BEGIN

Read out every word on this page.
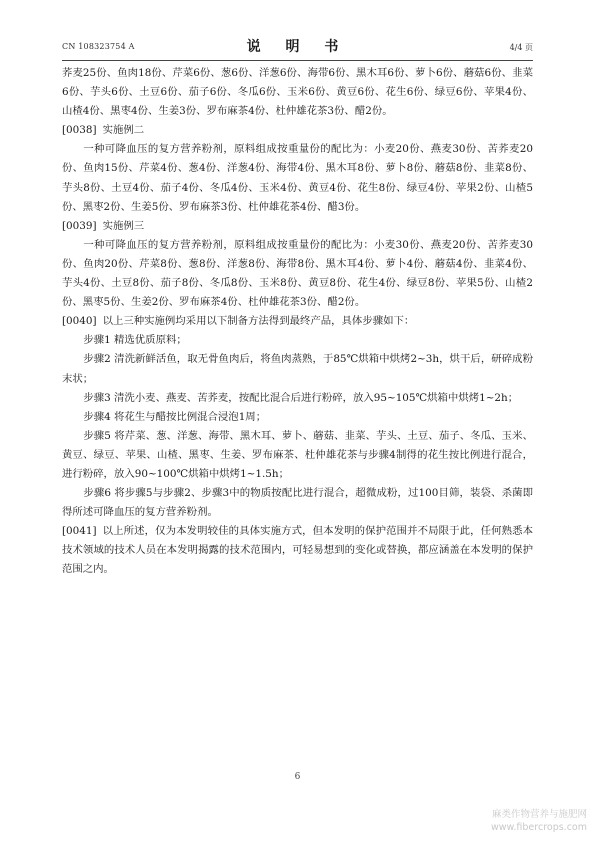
CN 108323754 A	说 明 书	4/4 页

荞麦25份、鱼肉18份、芹菜6份、葱6份、洋葱6份、海带6份、黑木耳6份、萝卜6份、蘑菇6份、韭菜6份、芋头6份、土豆6份、茄子6份、冬瓜6份、玉米6份、黄豆6份、花生6份、绿豆6份、苹果4份、山楂4份、黑枣4份、生姜3份、罗布麻茶4份、杜仲雄花茶3份、醋2份。

[0038] 实施例二

一种可降血压的复方营养粉剂，原料组成按重量份的配比为：小麦20份、燕麦30份、苦荞麦20份、鱼肉15份、芹菜4份、葱4份、洋葱4份、海带4份、黑木耳8份、萝卜8份、蘑菇8份、韭菜8份、芋头8份、土豆4份、茄子4份、冬瓜4份、玉米4份、黄豆4份、花生8份、绿豆4份、苹果2份、山楂5份、黑枣2份、生姜5份、罗布麻茶3份、杜仲雄花茶4份、醋3份。

[0039] 实施例三

一种可降血压的复方营养粉剂，原料组成按重量份的配比为：小麦30份、燕麦20份、苦荞麦30份、鱼肉20份、芹菜8份、葱8份、洋葱8份、海带8份、黑木耳4份、萝卜4份、蘑菇4份、韭菜4份、芋头4份、土豆8份、茄子8份、冬瓜8份、玉米8份、黄豆8份、花生4份、绿豆8份、苹果5份、山楂2份、黑枣5份、生姜2份、罗布麻茶4份、杜仲雄花茶3份、醋2份。

[0040] 以上三种实施例均采用以下制备方法得到最终产品，具体步骤如下：

步骤1 精选优质原料；

步骤2 清洗新鲜活鱼，取无骨鱼肉后，将鱼肉蒸熟，于85℃烘箱中烘烤2~3h，烘干后，研碎成粉末状；

步骤3 清洗小麦、燕麦、苦荞麦，按配比混合后进行粉碎，放入95~105℃烘箱中烘烤1~2h；

步骤4 将花生与醋按比例混合浸泡1周；

步骤5 将芹菜、葱、洋葱、海带、黑木耳、萝卜、蘑菇、韭菜、芋头、土豆、茄子、冬瓜、玉米、黄豆、绿豆、苹果、山楂、黑枣、生姜、罗布麻茶、杜仲雄花茶与步骤4制得的花生按比例进行混合，进行粉碎，放入90~100℃烘箱中烘烤1~1.5h；

步骤6 将步骤5与步骤2、步骤3中的物质按配比进行混合，超微成粉，过100目筛，装袋、杀菌即得所述可降血压的复方营养粉剂。

[0041] 以上所述，仅为本发明较佳的具体实施方式，但本发明的保护范围并不局限于此，任何熟悉本技术领域的技术人员在本发明揭露的技术范围内，可轻易想到的变化或替换，都应涵盖在本发明的保护范围之内。

6
麻类作物营养与施肥网
www.fibercrops.com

END

→ Task goal: Each record above should be copied character for character, with pictures dropped.

→ Problem solution:
Read out every word on this page.
CN 108323754 A	说 明 书	4/4 页

荞麦25份、鱼肉18份、芹菜6份、葱6份、洋葱6份、海带6份、黑木耳6份、萝卜6份、蘑菇6份、韭菜6份、芋头6份、土豆6份、茄子6份、冬瓜6份、玉米6份、黄豆6份、花生6份、绿豆6份、苹果4份、山楂4份、黑枣4份、生姜3份、罗布麻茶4份、杜仲雄花茶3份、醋2份。

[0038] 实施例二

一种可降血压的复方营养粉剂，原料组成按重量份的配比为：小麦20份、燕麦30份、苦荞麦20份、鱼肉15份、芹菜4份、葱4份、洋葱4份、海带4份、黑木耳8份、萝卜8份、蘑菇8份、韭菜8份、芋头8份、土豆4份、茄子4份、冬瓜4份、玉米4份、黄豆4份、花生8份、绿豆4份、苹果2份、山楂5份、黑枣2份、生姜5份、罗布麻茶3份、杜仲雄花茶4份、醋3份。

[0039] 实施例三

一种可降血压的复方营养粉剂，原料组成按重量份的配比为：小麦30份、燕麦20份、苦荞麦30份、鱼肉20份、芹菜8份、葱8份、洋葱8份、海带8份、黑木耳4份、萝卜4份、蘑菇4份、韭菜4份、芋头4份、土豆8份、茄子8份、冬瓜8份、玉米8份、黄豆8份、花生4份、绿豆8份、苹果5份、山楂2份、黑枣5份、生姜2份、罗布麻茶4份、杜仲雄花茶3份、醋2份。

[0040] 以上三种实施例均采用以下制备方法得到最终产品，具体步骤如下：

步骤1 精选优质原料；

步骤2 清洗新鲜活鱼，取无骨鱼肉后，将鱼肉蒸熟，于85℃烘箱中烘烤2~3h，烘干后，研碎成粉末状；

步骤3 清洗小麦、燕麦、苦荞麦，按配比混合后进行粉碎，放入95~105℃烘箱中烘烤1~2h；

步骤4 将花生与醋按比例混合浸泡1周；

步骤5 将芹菜、葱、洋葱、海带、黑木耳、萝卜、蘑菇、韭菜、芋头、土豆、茄子、冬瓜、玉米、黄豆、绿豆、苹果、山楂、黑枣、生姜、罗布麻茶、杜仲雄花茶与步骤4制得的花生按比例进行混合，进行粉碎，放入90~100℃烘箱中烘烤1~1.5h；

步骤6 将步骤5与步骤2、步骤3中的物质按配比进行混合，超微成粉，过100目筛，装袋、杀菌即得所述可降血压的复方营养粉剂。

[0041] 以上所述，仅为本发明较佳的具体实施方式，但本发明的保护范围并不局限于此，任何熟悉本技术领域的技术人员在本发明揭露的技术范围内，可轻易想到的变化或替换，都应涵盖在本发明的保护范围之内。

6
麻类作物营养与施肥网
www.fibercrops.com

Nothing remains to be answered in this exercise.